Given problem: Give the data again exactly as written, skipping any pictures.

Saved entries:
-- START --
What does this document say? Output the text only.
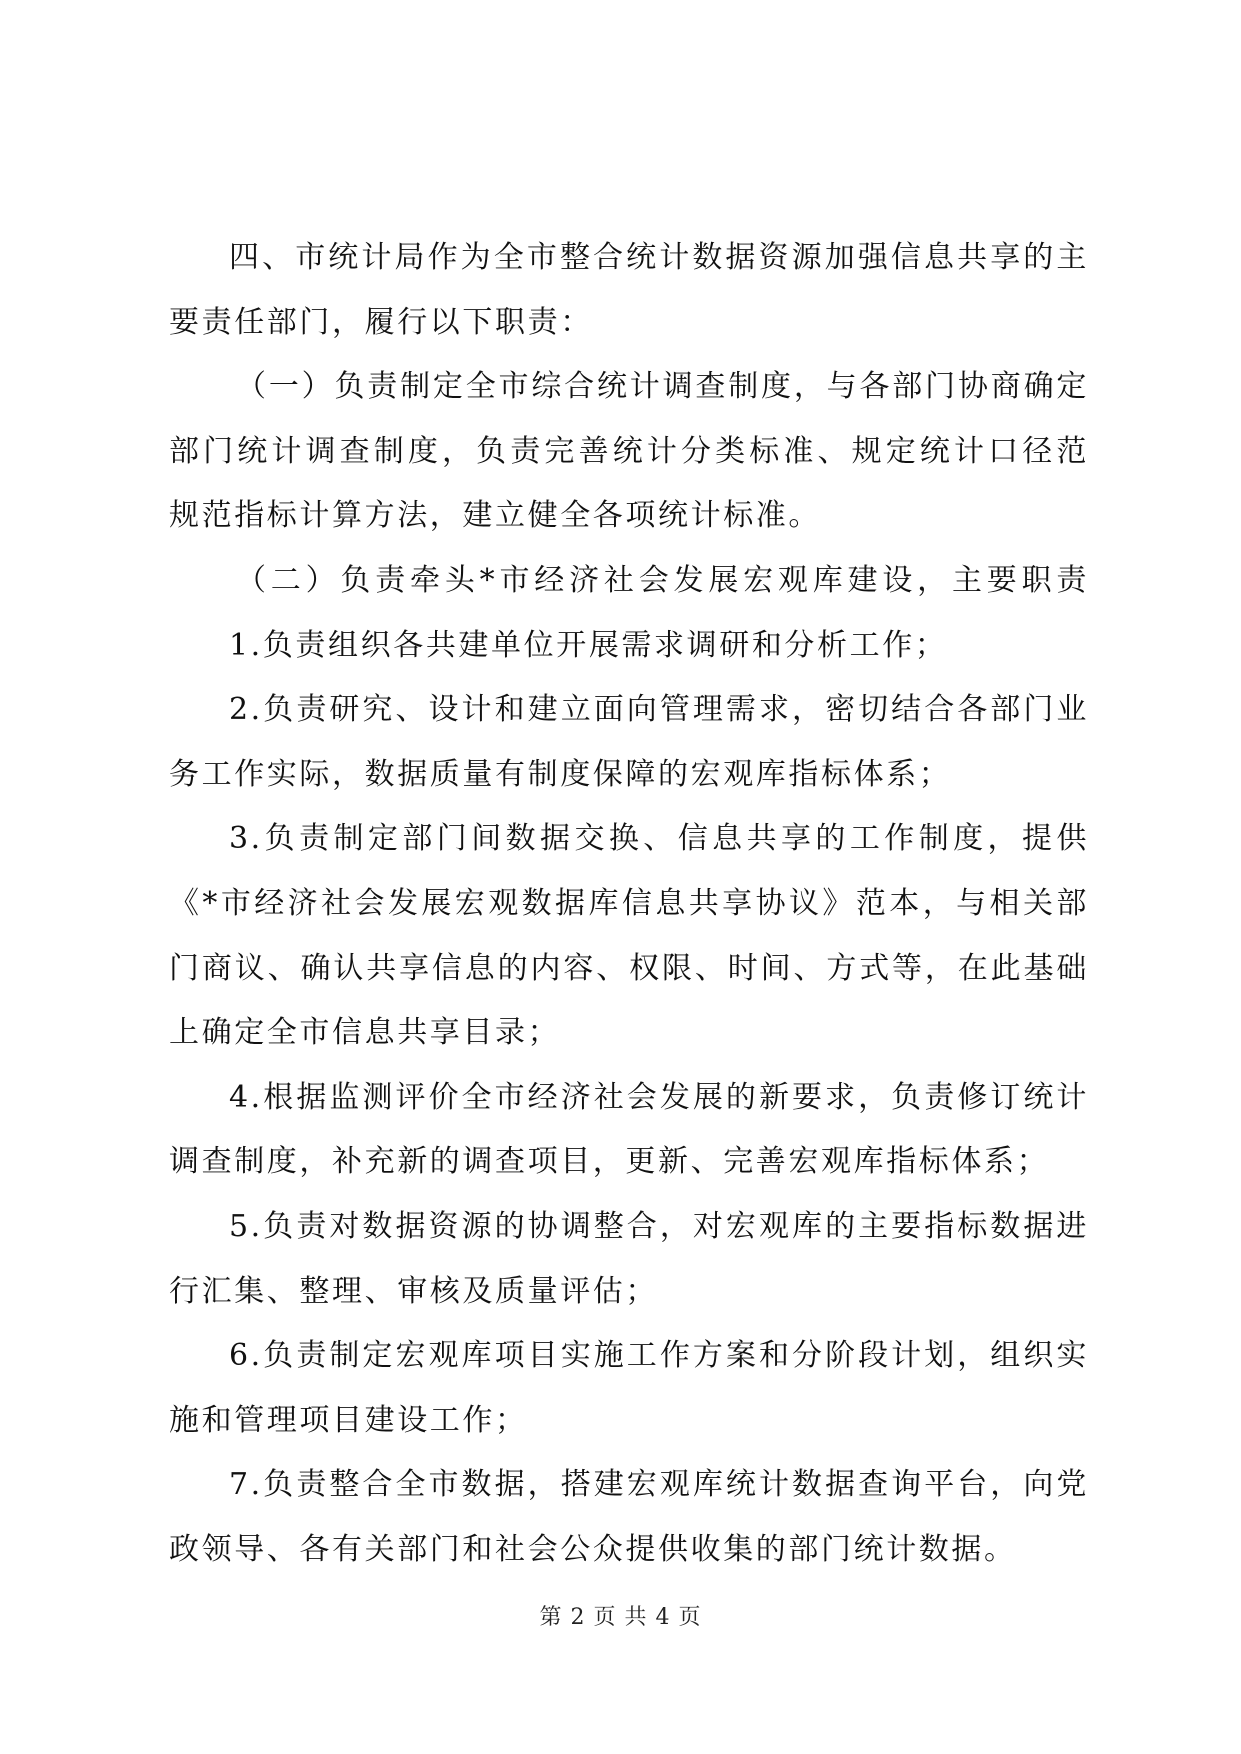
四、市统计局作为全市整合统计数据资源加强信息共享的主
要责任部门，履行以下职责：
（一）负责制定全市综合统计调查制度，与各部门协商确定
部门统计调查制度，负责完善统计分类标准、规定统计口径范
规范指标计算方法，建立健全各项统计标准。
（二）负责牵头*市经济社会发展宏观库建设，主要职责
1.负责组织各共建单位开展需求调研和分析工作；
2.负责研究、设计和建立面向管理需求，密切结合各部门业
务工作实际，数据质量有制度保障的宏观库指标体系；
3.负责制定部门间数据交换、信息共享的工作制度，提供
《*市经济社会发展宏观数据库信息共享协议》范本，与相关部
门商议、确认共享信息的内容、权限、时间、方式等，在此基础
上确定全市信息共享目录；
4.根据监测评价全市经济社会发展的新要求，负责修订统计
调查制度，补充新的调查项目，更新、完善宏观库指标体系；
5.负责对数据资源的协调整合，对宏观库的主要指标数据进
行汇集、整理、审核及质量评估；
6.负责制定宏观库项目实施工作方案和分阶段计划，组织实
施和管理项目建设工作；
7.负责整合全市数据，搭建宏观库统计数据查询平台，向党
政领导、各有关部门和社会公众提供收集的部门统计数据。
第 2 页 共 4 页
-- END --
Solution for this problem:
What does this document say? Output the text only.
四、市统计局作为全市整合统计数据资源加强信息共享的主
要责任部门，履行以下职责：
（一）负责制定全市综合统计调查制度，与各部门协商确定
部门统计调查制度，负责完善统计分类标准、规定统计口径范
规范指标计算方法，建立健全各项统计标准。
（二）负责牵头*市经济社会发展宏观库建设，主要职责
1.负责组织各共建单位开展需求调研和分析工作；
2.负责研究、设计和建立面向管理需求，密切结合各部门业
务工作实际，数据质量有制度保障的宏观库指标体系；
3.负责制定部门间数据交换、信息共享的工作制度，提供
《*市经济社会发展宏观数据库信息共享协议》范本，与相关部
门商议、确认共享信息的内容、权限、时间、方式等，在此基础
上确定全市信息共享目录；
4.根据监测评价全市经济社会发展的新要求，负责修订统计
调查制度，补充新的调查项目，更新、完善宏观库指标体系；
5.负责对数据资源的协调整合，对宏观库的主要指标数据进
行汇集、整理、审核及质量评估；
6.负责制定宏观库项目实施工作方案和分阶段计划，组织实
施和管理项目建设工作；
7.负责整合全市数据，搭建宏观库统计数据查询平台，向党
政领导、各有关部门和社会公众提供收集的部门统计数据。
第 2 页 共 4 页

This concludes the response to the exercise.